• **What needs to be done**: Filter these entries so that only lines with the word "points" remain.

• **Data listing**:
━━━
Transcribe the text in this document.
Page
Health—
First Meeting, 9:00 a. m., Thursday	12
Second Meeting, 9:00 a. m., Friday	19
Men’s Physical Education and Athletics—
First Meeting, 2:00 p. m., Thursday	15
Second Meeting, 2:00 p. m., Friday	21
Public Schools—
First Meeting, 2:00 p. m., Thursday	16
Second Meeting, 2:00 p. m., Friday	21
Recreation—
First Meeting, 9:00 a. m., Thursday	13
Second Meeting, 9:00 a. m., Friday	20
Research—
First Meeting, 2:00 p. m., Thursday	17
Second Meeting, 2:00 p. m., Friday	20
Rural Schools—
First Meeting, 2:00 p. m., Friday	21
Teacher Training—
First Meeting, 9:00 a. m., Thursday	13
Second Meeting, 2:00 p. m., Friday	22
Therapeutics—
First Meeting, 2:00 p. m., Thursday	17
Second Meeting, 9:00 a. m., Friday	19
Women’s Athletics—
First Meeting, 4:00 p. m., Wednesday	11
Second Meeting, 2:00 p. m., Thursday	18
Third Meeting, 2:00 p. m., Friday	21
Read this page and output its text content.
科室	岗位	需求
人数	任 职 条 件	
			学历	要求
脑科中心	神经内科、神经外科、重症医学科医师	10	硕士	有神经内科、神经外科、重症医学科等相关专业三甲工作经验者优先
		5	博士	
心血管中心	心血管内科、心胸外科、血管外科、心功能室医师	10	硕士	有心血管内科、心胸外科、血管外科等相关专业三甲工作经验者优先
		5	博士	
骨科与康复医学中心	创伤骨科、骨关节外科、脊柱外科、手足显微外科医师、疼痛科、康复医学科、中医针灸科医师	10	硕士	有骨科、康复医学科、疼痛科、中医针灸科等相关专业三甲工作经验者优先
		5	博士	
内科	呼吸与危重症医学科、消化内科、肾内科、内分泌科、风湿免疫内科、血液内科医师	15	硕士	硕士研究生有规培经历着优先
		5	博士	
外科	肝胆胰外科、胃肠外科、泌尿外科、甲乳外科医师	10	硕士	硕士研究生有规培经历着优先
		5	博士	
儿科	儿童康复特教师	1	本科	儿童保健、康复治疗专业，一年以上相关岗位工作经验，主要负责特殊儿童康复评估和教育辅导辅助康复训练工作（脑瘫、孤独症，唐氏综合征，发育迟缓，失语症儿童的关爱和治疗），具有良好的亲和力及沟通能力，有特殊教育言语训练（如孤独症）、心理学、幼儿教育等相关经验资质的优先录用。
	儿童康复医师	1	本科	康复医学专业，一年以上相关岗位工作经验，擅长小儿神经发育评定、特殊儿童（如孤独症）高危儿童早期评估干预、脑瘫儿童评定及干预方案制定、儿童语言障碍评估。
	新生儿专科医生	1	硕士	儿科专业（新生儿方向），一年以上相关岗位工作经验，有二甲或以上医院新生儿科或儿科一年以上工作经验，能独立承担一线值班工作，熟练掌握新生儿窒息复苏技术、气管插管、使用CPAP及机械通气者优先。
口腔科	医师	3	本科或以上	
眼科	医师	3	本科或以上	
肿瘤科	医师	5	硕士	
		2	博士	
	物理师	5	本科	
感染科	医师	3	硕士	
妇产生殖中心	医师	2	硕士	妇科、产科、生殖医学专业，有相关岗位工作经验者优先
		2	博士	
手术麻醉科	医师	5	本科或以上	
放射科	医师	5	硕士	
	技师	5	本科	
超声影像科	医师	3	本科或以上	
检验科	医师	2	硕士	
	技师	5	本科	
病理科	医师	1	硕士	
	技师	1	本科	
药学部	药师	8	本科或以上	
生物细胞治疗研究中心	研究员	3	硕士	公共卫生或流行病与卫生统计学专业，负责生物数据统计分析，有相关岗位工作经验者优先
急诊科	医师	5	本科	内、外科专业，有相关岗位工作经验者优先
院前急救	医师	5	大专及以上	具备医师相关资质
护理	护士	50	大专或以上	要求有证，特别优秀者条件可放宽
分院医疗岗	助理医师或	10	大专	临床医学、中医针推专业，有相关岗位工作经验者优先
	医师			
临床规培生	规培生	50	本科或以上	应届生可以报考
━━━
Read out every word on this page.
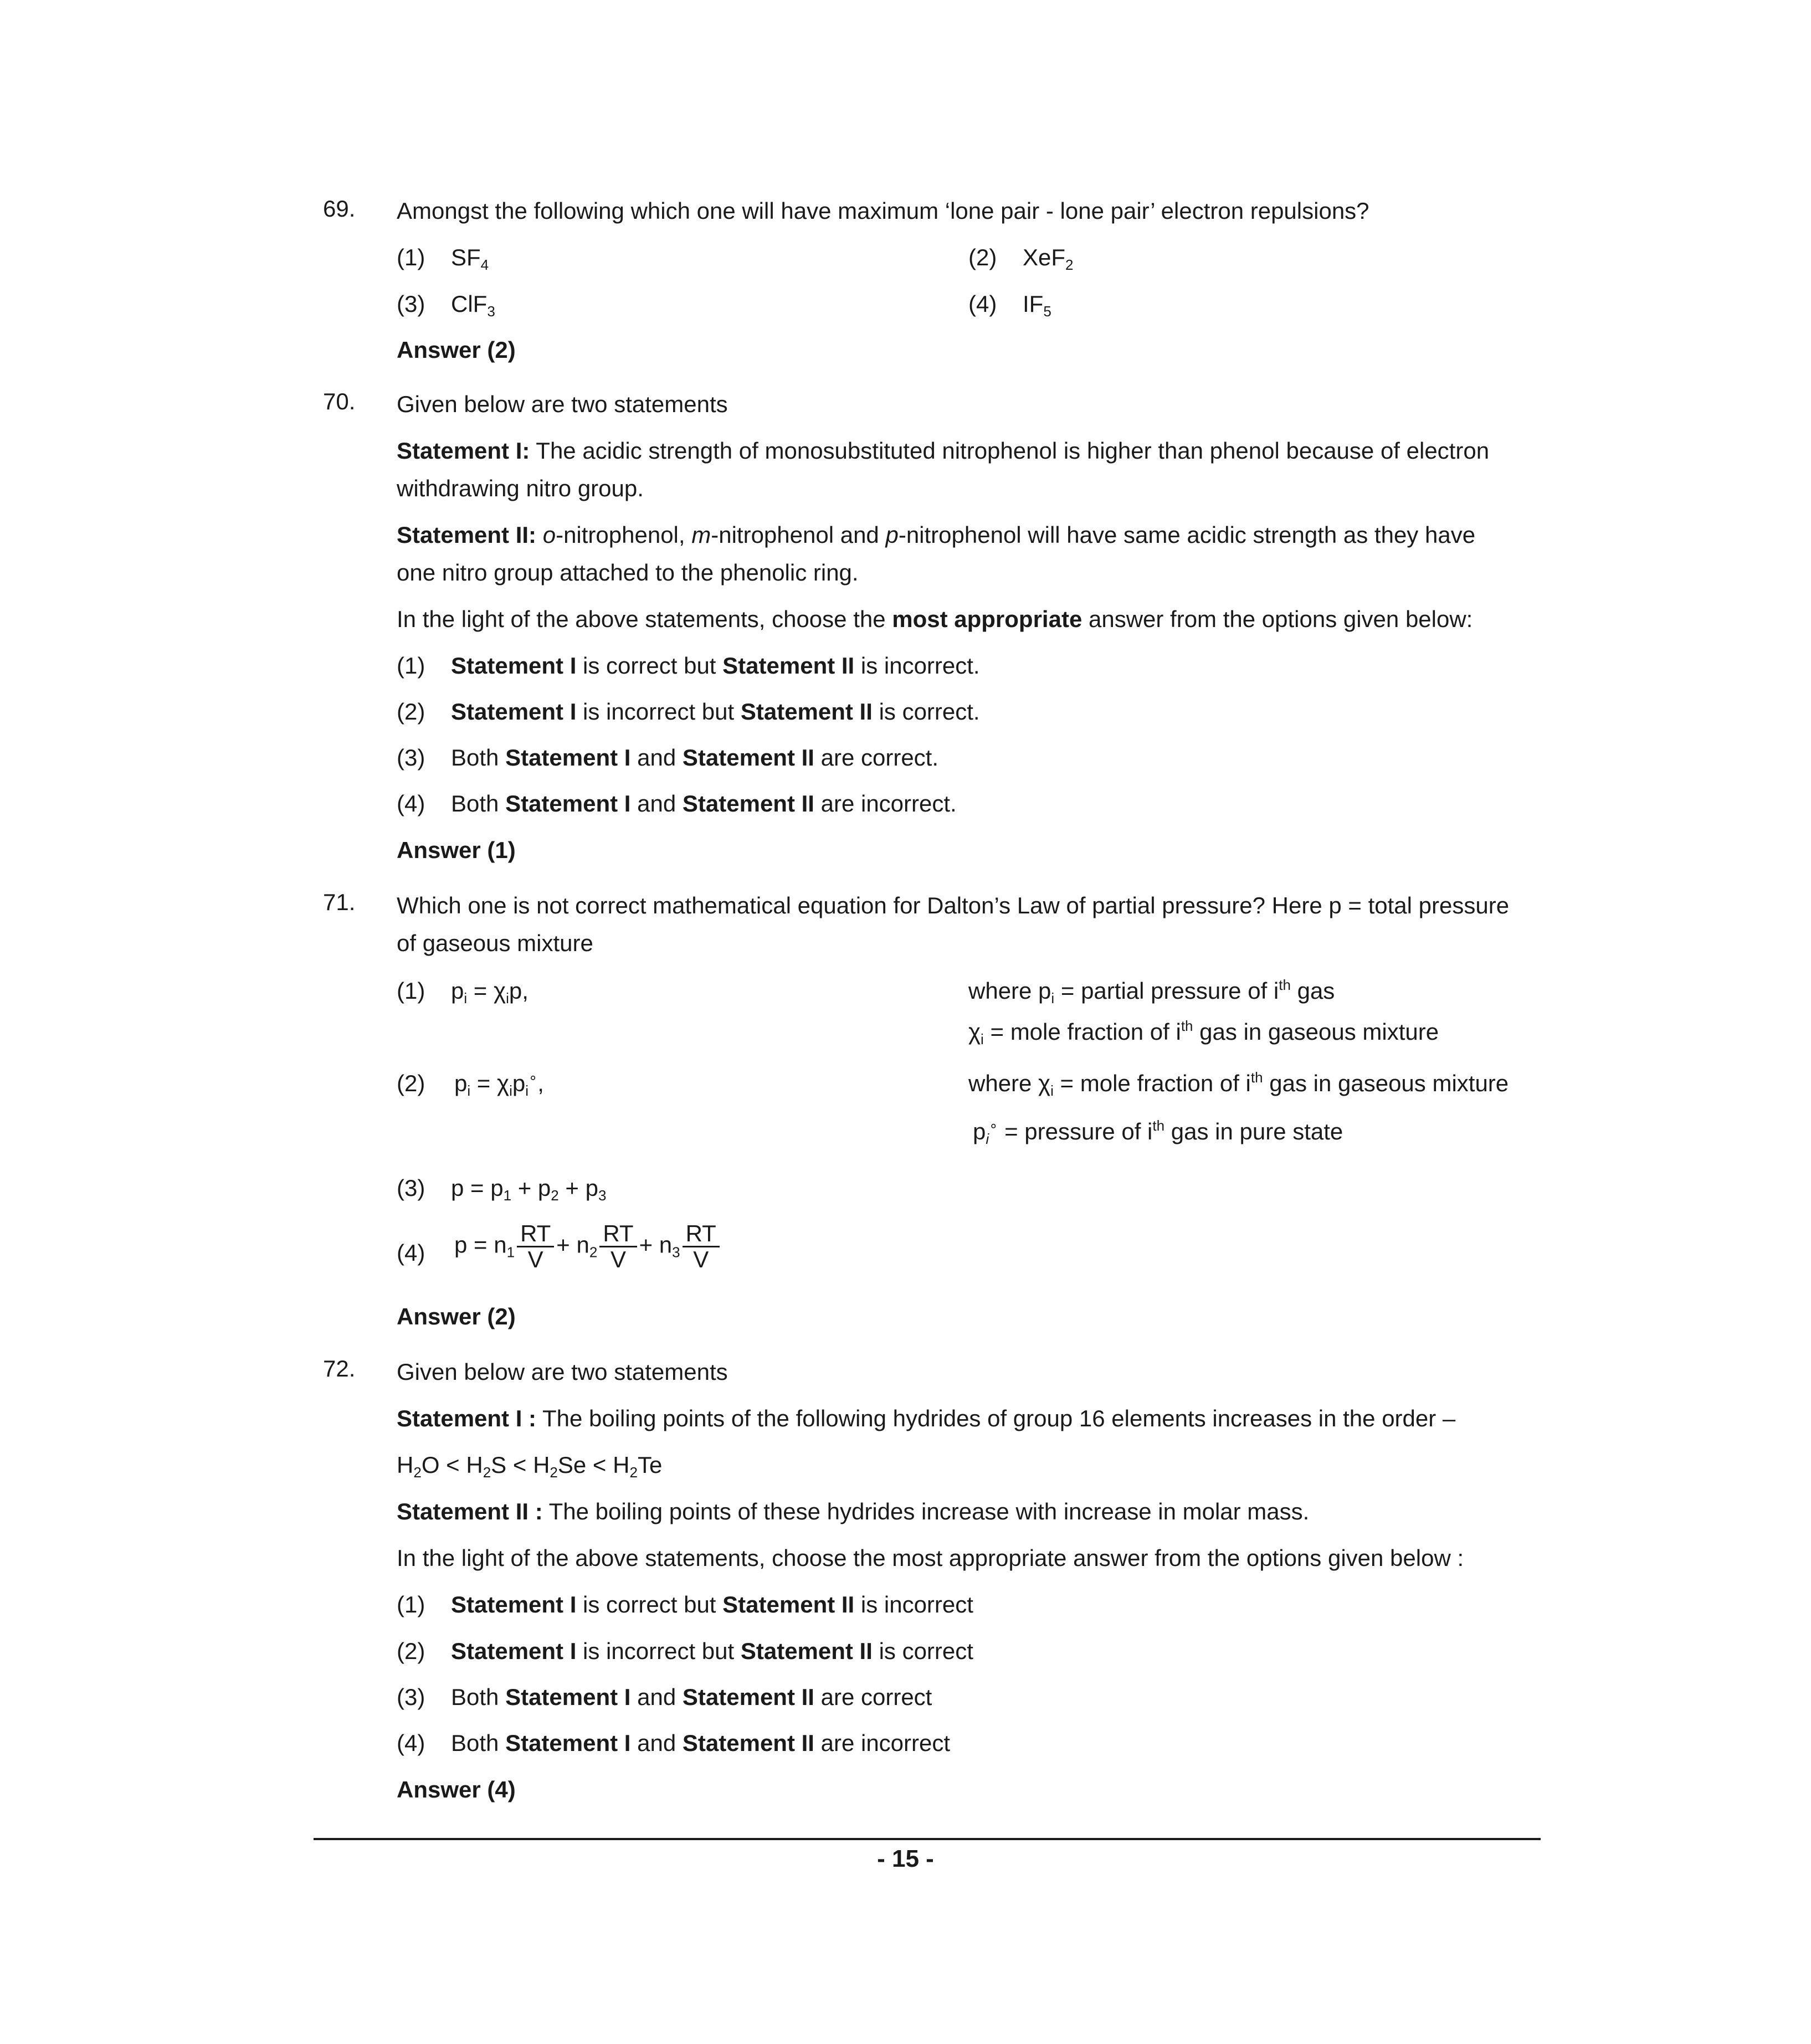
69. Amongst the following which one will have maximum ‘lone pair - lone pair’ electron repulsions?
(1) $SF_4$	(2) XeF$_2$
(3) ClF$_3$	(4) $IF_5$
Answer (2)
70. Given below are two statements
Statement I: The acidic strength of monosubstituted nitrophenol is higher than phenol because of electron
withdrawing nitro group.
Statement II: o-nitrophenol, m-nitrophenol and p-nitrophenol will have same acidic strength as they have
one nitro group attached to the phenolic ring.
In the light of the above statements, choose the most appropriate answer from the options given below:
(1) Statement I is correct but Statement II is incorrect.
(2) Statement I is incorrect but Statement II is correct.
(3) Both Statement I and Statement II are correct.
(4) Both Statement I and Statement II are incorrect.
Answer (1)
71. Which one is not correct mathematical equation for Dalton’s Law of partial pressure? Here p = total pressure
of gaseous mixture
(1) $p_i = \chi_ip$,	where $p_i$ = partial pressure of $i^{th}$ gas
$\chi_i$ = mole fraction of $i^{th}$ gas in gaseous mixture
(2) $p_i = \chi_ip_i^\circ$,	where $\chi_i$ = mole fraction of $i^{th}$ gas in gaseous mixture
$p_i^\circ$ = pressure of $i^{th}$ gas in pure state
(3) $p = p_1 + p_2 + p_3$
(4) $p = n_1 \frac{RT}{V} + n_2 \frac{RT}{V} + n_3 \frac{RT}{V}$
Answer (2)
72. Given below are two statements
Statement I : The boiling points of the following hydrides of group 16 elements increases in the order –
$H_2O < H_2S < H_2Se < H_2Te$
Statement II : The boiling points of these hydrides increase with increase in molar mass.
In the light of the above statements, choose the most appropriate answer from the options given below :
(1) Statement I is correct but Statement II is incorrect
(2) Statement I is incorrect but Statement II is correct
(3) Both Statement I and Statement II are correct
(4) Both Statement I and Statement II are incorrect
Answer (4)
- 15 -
━━━
• **Worked answer**:
Statement I : The boiling points of the following hydrides of group 16 elements increases in the order –
Statement II : The boiling points of these hydrides increase with increase in molar mass.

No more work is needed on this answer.